**Goal:** Write the data out again in full, with no departure from the original.

**Material for this task:**

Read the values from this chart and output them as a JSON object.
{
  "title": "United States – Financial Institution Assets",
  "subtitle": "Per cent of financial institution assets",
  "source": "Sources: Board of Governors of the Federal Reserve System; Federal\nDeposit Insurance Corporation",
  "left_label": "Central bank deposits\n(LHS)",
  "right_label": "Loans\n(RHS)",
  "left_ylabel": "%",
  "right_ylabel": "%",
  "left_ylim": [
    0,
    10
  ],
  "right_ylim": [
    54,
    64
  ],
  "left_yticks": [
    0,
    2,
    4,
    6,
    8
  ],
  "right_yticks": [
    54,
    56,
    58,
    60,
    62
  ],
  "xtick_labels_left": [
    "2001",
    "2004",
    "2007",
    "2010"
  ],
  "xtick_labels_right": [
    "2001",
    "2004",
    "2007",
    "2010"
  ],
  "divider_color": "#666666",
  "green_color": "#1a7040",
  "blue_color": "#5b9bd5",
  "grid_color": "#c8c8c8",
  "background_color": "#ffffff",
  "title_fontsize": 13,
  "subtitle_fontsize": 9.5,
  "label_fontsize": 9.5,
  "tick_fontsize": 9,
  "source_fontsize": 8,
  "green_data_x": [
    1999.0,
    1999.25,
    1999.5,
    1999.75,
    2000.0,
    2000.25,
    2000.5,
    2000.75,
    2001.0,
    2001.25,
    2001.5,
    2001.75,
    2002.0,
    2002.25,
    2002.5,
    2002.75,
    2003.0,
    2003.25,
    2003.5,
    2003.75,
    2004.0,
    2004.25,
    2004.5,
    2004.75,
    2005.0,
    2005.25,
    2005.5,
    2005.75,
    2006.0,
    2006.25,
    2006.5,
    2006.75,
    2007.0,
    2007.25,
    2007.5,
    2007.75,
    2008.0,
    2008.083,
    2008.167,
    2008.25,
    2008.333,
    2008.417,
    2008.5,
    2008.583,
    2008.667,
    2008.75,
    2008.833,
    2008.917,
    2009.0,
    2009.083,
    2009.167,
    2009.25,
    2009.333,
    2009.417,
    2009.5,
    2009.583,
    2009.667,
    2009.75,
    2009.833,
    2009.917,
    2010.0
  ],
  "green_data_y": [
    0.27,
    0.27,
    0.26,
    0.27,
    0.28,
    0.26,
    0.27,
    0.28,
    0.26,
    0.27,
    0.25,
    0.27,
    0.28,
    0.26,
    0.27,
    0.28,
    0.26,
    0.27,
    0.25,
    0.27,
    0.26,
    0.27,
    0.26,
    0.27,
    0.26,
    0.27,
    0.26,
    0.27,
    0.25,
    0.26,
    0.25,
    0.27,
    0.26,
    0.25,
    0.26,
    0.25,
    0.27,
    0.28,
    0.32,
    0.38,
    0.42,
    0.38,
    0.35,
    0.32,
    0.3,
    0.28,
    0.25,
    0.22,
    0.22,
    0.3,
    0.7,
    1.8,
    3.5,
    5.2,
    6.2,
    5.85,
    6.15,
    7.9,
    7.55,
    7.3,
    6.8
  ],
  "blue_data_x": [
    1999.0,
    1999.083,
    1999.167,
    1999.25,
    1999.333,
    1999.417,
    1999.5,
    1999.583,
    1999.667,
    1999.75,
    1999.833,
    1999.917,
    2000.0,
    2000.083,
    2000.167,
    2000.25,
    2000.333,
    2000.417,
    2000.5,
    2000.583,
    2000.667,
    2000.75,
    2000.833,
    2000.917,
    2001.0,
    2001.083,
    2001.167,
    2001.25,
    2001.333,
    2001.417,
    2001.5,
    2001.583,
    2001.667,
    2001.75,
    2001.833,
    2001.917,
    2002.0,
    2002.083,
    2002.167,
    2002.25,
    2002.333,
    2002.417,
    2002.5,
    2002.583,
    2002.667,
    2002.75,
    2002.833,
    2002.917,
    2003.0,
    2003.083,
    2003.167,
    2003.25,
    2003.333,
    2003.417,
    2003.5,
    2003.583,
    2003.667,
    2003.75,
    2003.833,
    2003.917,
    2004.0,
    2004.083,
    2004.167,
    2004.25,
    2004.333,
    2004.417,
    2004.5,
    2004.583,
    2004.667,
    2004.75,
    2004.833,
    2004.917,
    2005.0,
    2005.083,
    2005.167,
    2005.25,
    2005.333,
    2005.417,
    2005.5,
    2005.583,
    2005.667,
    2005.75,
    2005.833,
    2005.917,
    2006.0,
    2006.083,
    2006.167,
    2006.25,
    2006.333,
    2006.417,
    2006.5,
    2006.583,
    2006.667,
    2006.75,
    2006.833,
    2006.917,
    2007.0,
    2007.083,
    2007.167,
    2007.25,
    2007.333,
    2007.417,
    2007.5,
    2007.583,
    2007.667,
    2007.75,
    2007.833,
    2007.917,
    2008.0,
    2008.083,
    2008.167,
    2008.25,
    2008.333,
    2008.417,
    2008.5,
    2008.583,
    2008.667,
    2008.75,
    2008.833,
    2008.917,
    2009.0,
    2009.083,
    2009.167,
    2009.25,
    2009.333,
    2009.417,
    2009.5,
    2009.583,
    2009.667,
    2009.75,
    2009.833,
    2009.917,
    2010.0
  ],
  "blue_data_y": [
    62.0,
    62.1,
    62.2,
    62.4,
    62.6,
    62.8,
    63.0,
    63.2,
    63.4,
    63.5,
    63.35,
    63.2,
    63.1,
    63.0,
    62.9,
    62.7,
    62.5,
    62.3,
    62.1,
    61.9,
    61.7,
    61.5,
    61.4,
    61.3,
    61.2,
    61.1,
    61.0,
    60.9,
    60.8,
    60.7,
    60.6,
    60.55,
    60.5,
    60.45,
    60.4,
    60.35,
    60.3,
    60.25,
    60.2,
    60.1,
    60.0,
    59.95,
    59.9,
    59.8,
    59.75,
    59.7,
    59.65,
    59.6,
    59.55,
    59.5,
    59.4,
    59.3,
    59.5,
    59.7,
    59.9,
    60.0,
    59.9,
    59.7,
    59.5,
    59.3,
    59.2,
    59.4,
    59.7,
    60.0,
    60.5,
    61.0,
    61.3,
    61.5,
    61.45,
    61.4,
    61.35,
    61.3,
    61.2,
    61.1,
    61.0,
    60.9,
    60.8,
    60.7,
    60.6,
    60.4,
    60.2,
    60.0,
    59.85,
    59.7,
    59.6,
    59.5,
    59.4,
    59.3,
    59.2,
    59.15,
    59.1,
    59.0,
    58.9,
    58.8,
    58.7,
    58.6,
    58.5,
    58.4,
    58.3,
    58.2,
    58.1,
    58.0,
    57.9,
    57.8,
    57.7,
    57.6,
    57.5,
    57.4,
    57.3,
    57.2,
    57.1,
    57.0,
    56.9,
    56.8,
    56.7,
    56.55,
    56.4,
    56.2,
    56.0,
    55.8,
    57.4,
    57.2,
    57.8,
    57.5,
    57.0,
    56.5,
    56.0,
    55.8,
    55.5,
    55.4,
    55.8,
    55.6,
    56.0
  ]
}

**Task response:**
Read the values from this chart and output them as a JSON object.
{
  "title": "United States – Financial Institution Assets",
  "subtitle": "Per cent of financial institution assets",
  "source": "Sources: Board of Governors of the Federal Reserve System; Federal\nDeposit Insurance Corporation",
  "left_label": "Central bank deposits\n(LHS)",
  "right_label": "Loans\n(RHS)",
  "left_ylabel": "%",
  "right_ylabel": "%",
  "left_ylim": [
    0,
    10
  ],
  "right_ylim": [
    54,
    64
  ],
  "left_yticks": [
    0,
    2,
    4,
    6,
    8
  ],
  "right_yticks": [
    54,
    56,
    58,
    60,
    62
  ],
  "xtick_labels_left": [
    "2001",
    "2004",
    "2007",
    "2010"
  ],
  "xtick_labels_right": [
    "2001",
    "2004",
    "2007",
    "2010"
  ],
  "divider_color": "#666666",
  "green_color": "#1a7040",
  "blue_color": "#5b9bd5",
  "grid_color": "#c8c8c8",
  "background_color": "#ffffff",
  "title_fontsize": 13,
  "subtitle_fontsize": 9.5,
  "label_fontsize": 9.5,
  "tick_fontsize": 9,
  "source_fontsize": 8,
  "green_data_x": [
    1999.0,
    1999.25,
    1999.5,
    1999.75,
    2000.0,
    2000.25,
    2000.5,
    2000.75,
    2001.0,
    2001.25,
    2001.5,
    2001.75,
    2002.0,
    2002.25,
    2002.5,
    2002.75,
    2003.0,
    2003.25,
    2003.5,
    2003.75,
    2004.0,
    2004.25,
    2004.5,
    2004.75,
    2005.0,
    2005.25,
    2005.5,
    2005.75,
    2006.0,
    2006.25,
    2006.5,
    2006.75,
    2007.0,
    2007.25,
    2007.5,
    2007.75,
    2008.0,
    2008.083,
    2008.167,
    2008.25,
    2008.333,
    2008.417,
    2008.5,
    2008.583,
    2008.667,
    2008.75,
    2008.833,
    2008.917,
    2009.0,
    2009.083,
    2009.167,
    2009.25,
    2009.333,
    2009.417,
    2009.5,
    2009.583,
    2009.667,
    2009.75,
    2009.833,
    2009.917,
    2010.0
  ],
  "green_data_y": [
    0.27,
    0.27,
    0.26,
    0.27,
    0.28,
    0.26,
    0.27,
    0.28,
    0.26,
    0.27,
    0.25,
    0.27,
    0.28,
    0.26,
    0.27,
    0.28,
    0.26,
    0.27,
    0.25,
    0.27,
    0.26,
    0.27,
    0.26,
    0.27,
    0.26,
    0.27,
    0.26,
    0.27,
    0.25,
    0.26,
    0.25,
    0.27,
    0.26,
    0.25,
    0.26,
    0.25,
    0.27,
    0.28,
    0.32,
    0.38,
    0.42,
    0.38,
    0.35,
    0.32,
    0.3,
    0.28,
    0.25,
    0.22,
    0.22,
    0.3,
    0.7,
    1.8,
    3.5,
    5.2,
    6.2,
    5.85,
    6.15,
    7.9,
    7.55,
    7.3,
    6.8
  ],
  "blue_data_x": [
    1999.0,
    1999.083,
    1999.167,
    1999.25,
    1999.333,
    1999.417,
    1999.5,
    1999.583,
    1999.667,
    1999.75,
    1999.833,
    1999.917,
    2000.0,
    2000.083,
    2000.167,
    2000.25,
    2000.333,
    2000.417,
    2000.5,
    2000.583,
    2000.667,
    2000.75,
    2000.833,
    2000.917,
    2001.0,
    2001.083,
    2001.167,
    2001.25,
    2001.333,
    2001.417,
    2001.5,
    2001.583,
    2001.667,
    2001.75,
    2001.833,
    2001.917,
    2002.0,
    2002.083,
    2002.167,
    2002.25,
    2002.333,
    2002.417,
    2002.5,
    2002.583,
    2002.667,
    2002.75,
    2002.833,
    2002.917,
    2003.0,
    2003.083,
    2003.167,
    2003.25,
    2003.333,
    2003.417,
    2003.5,
    2003.583,
    2003.667,
    2003.75,
    2003.833,
    2003.917,
    2004.0,
    2004.083,
    2004.167,
    2004.25,
    2004.333,
    2004.417,
    2004.5,
    2004.583,
    2004.667,
    2004.75,
    2004.833,
    2004.917,
    2005.0,
    2005.083,
    2005.167,
    2005.25,
    2005.333,
    2005.417,
    2005.5,
    2005.583,
    2005.667,
    2005.75,
    2005.833,
    2005.917,
    2006.0,
    2006.083,
    2006.167,
    2006.25,
    2006.333,
    2006.417,
    2006.5,
    2006.583,
    2006.667,
    2006.75,
    2006.833,
    2006.917,
    2007.0,
    2007.083,
    2007.167,
    2007.25,
    2007.333,
    2007.417,
    2007.5,
    2007.583,
    2007.667,
    2007.75,
    2007.833,
    2007.917,
    2008.0,
    2008.083,
    2008.167,
    2008.25,
    2008.333,
    2008.417,
    2008.5,
    2008.583,
    2008.667,
    2008.75,
    2008.833,
    2008.917,
    2009.0,
    2009.083,
    2009.167,
    2009.25,
    2009.333,
    2009.417,
    2009.5,
    2009.583,
    2009.667,
    2009.75,
    2009.833,
    2009.917,
    2010.0
  ],
  "blue_data_y": [
    62.0,
    62.1,
    62.2,
    62.4,
    62.6,
    62.8,
    63.0,
    63.2,
    63.4,
    63.5,
    63.35,
    63.2,
    63.1,
    63.0,
    62.9,
    62.7,
    62.5,
    62.3,
    62.1,
    61.9,
    61.7,
    61.5,
    61.4,
    61.3,
    61.2,
    61.1,
    61.0,
    60.9,
    60.8,
    60.7,
    60.6,
    60.55,
    60.5,
    60.45,
    60.4,
    60.35,
    60.3,
    60.25,
    60.2,
    60.1,
    60.0,
    59.95,
    59.9,
    59.8,
    59.75,
    59.7,
    59.65,
    59.6,
    59.55,
    59.5,
    59.4,
    59.3,
    59.5,
    59.7,
    59.9,
    60.0,
    59.9,
    59.7,
    59.5,
    59.3,
    59.2,
    59.4,
    59.7,
    60.0,
    60.5,
    61.0,
    61.3,
    61.5,
    61.45,
    61.4,
    61.35,
    61.3,
    61.2,
    61.1,
    61.0,
    60.9,
    60.8,
    60.7,
    60.6,
    60.4,
    60.2,
    60.0,
    59.85,
    59.7,
    59.6,
    59.5,
    59.4,
    59.3,
    59.2,
    59.15,
    59.1,
    59.0,
    58.9,
    58.8,
    58.7,
    58.6,
    58.5,
    58.4,
    58.3,
    58.2,
    58.1,
    58.0,
    57.9,
    57.8,
    57.7,
    57.6,
    57.5,
    57.4,
    57.3,
    57.2,
    57.1,
    57.0,
    56.9,
    56.8,
    56.7,
    56.55,
    56.4,
    56.2,
    56.0,
    55.8,
    57.4,
    57.2,
    57.8,
    57.5,
    57.0,
    56.5,
    56.0,
    55.8,
    55.5,
    55.4,
    55.8,
    55.6,
    56.0
  ]
}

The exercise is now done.